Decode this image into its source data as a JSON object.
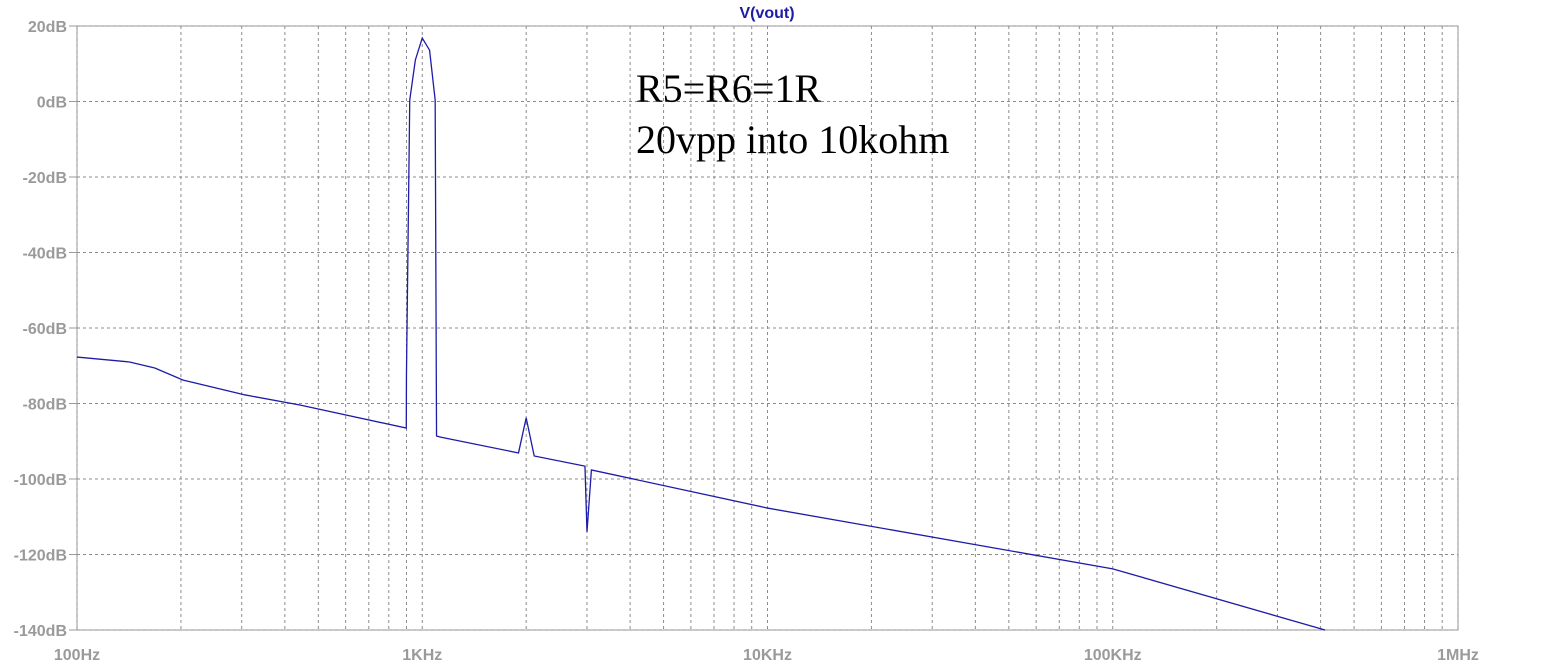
{
  "chart_data": {
    "type": "line",
    "title": "V(vout)",
    "annotations": [
      "R5=R6=1R",
      "20vpp into 10kohm"
    ],
    "x_scale": "log",
    "grid": true,
    "xlim": [
      100,
      1000000
    ],
    "ylim": [
      -140,
      20
    ],
    "xticks": [
      {
        "value": 100,
        "label": "100Hz"
      },
      {
        "value": 1000,
        "label": "1KHz"
      },
      {
        "value": 10000,
        "label": "10KHz"
      },
      {
        "value": 100000,
        "label": "100KHz"
      },
      {
        "value": 1000000,
        "label": "1MHz"
      }
    ],
    "xminorticks": [
      200,
      300,
      400,
      500,
      600,
      700,
      800,
      900,
      2000,
      3000,
      4000,
      5000,
      6000,
      7000,
      8000,
      9000,
      20000,
      30000,
      40000,
      50000,
      60000,
      70000,
      80000,
      90000,
      200000,
      300000,
      400000,
      500000,
      600000,
      700000,
      800000,
      900000
    ],
    "yticks": [
      {
        "value": 20,
        "label": "20dB"
      },
      {
        "value": 0,
        "label": "0dB"
      },
      {
        "value": -20,
        "label": "-20dB"
      },
      {
        "value": -40,
        "label": "-40dB"
      },
      {
        "value": -60,
        "label": "-60dB"
      },
      {
        "value": -80,
        "label": "-80dB"
      },
      {
        "value": -100,
        "label": "-100dB"
      },
      {
        "value": -120,
        "label": "-120dB"
      },
      {
        "value": -140,
        "label": "-140dB"
      }
    ],
    "series": [
      {
        "name": "V(vout)",
        "color": "#1c1ca8",
        "x": [
          100,
          142,
          168,
          203,
          306,
          442,
          899,
          900,
          920,
          955,
          1000,
          1050,
          1090,
          1100,
          1130,
          1900,
          2000,
          2110,
          2960,
          3000,
          3090,
          10000,
          100000,
          412000
        ],
        "values": [
          -67.7,
          -69,
          -70.6,
          -73.8,
          -77.7,
          -80.4,
          -86.5,
          -72.5,
          0.4,
          11,
          16.8,
          13.6,
          0.4,
          -88.6,
          -88.9,
          -93.1,
          -83.8,
          -93.9,
          -96.6,
          -114,
          -97.6,
          -107.7,
          -123.8,
          -140
        ]
      }
    ]
  }
}
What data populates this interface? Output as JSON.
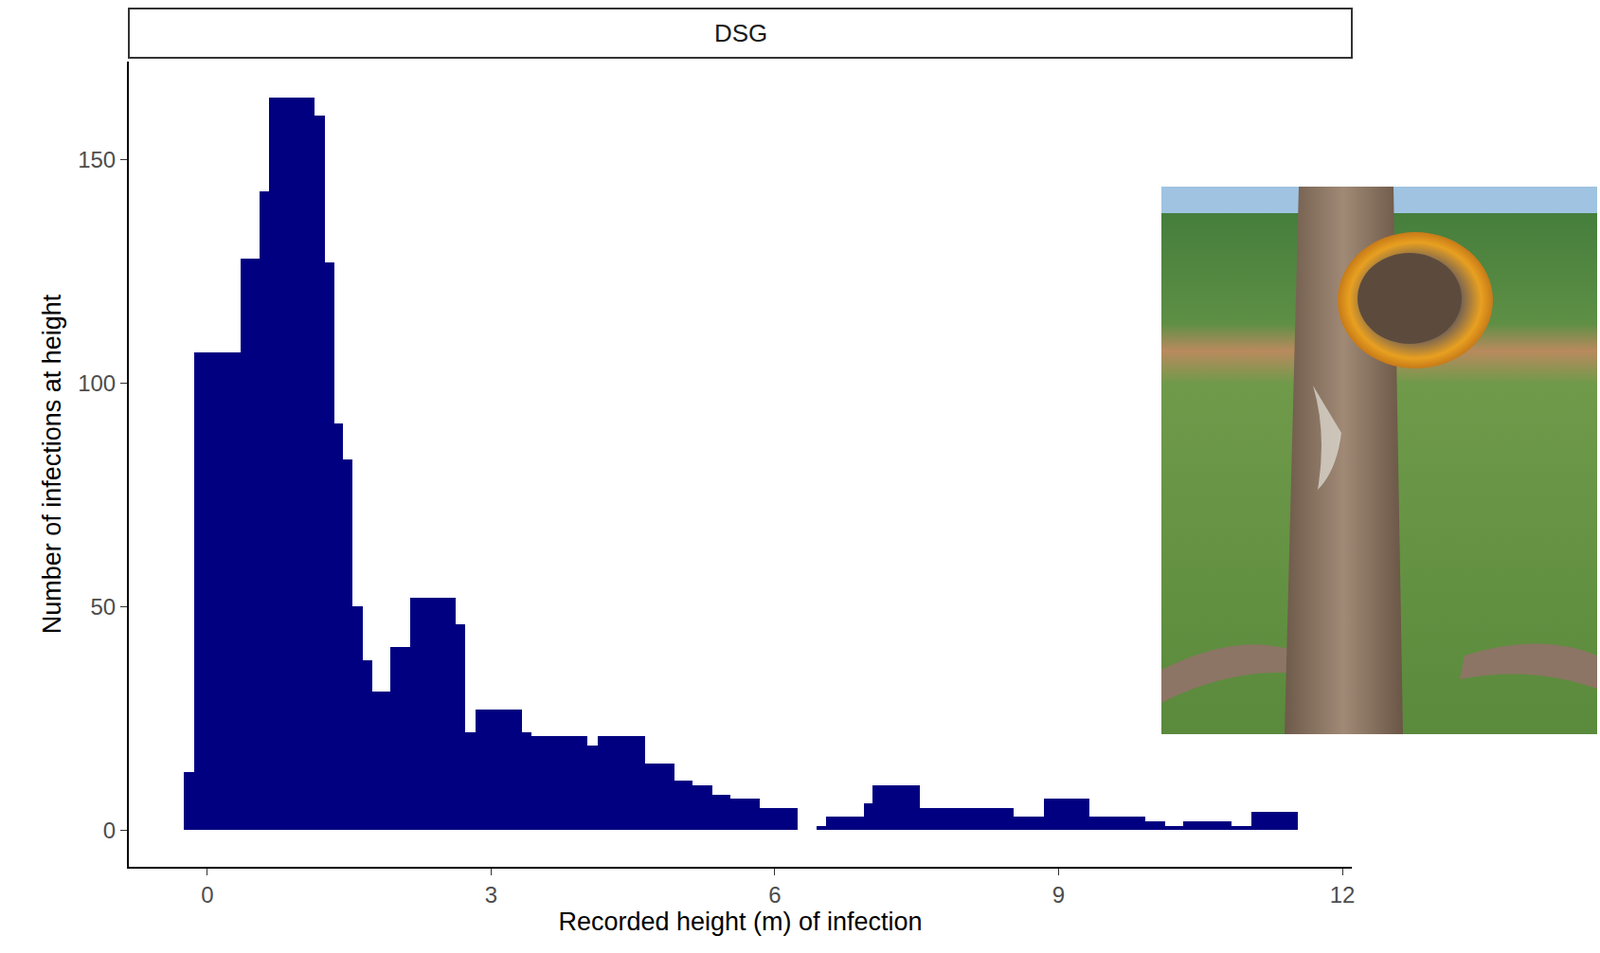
{
  "chart_data": {
    "type": "histogram",
    "title": "DSG",
    "x_label": "Recorded height (m) of infection",
    "y_label": "Number of infections at height",
    "bins": [
      -0.25,
      -0.14,
      0.35,
      0.55,
      0.65,
      1.13,
      1.24,
      1.34,
      1.43,
      1.53,
      1.64,
      1.74,
      1.93,
      2.14,
      2.63,
      2.73,
      2.84,
      3.33,
      3.43,
      4.02,
      4.13,
      4.63,
      4.94,
      5.13,
      5.34,
      5.53,
      5.84,
      6.24,
      6.44,
      6.54,
      6.94,
      7.03,
      7.53,
      8.52,
      8.84,
      9.33,
      9.92,
      10.13,
      10.32,
      10.83,
      11.04,
      11.53
    ],
    "values": [
      13,
      107,
      128,
      143,
      164,
      160,
      127,
      91,
      83,
      50,
      38,
      31,
      41,
      52,
      46,
      22,
      27,
      22,
      21,
      19,
      21,
      15,
      11,
      10,
      8,
      7,
      5,
      0,
      1,
      3,
      6,
      10,
      5,
      3,
      7,
      3,
      2,
      1,
      2,
      1,
      4
    ],
    "color": "#000080",
    "xlim": [
      -0.83,
      12.1
    ],
    "ylim": [
      -8.2,
      172
    ],
    "xticks": [
      0,
      3,
      6,
      9,
      12
    ],
    "yticks": [
      0,
      50,
      100,
      150
    ],
    "grid": false
  }
}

++++

Set exercise ▸
Note how many lines of the material contain the string "JSON". Then report that number by itself.

Exercise output ▸
2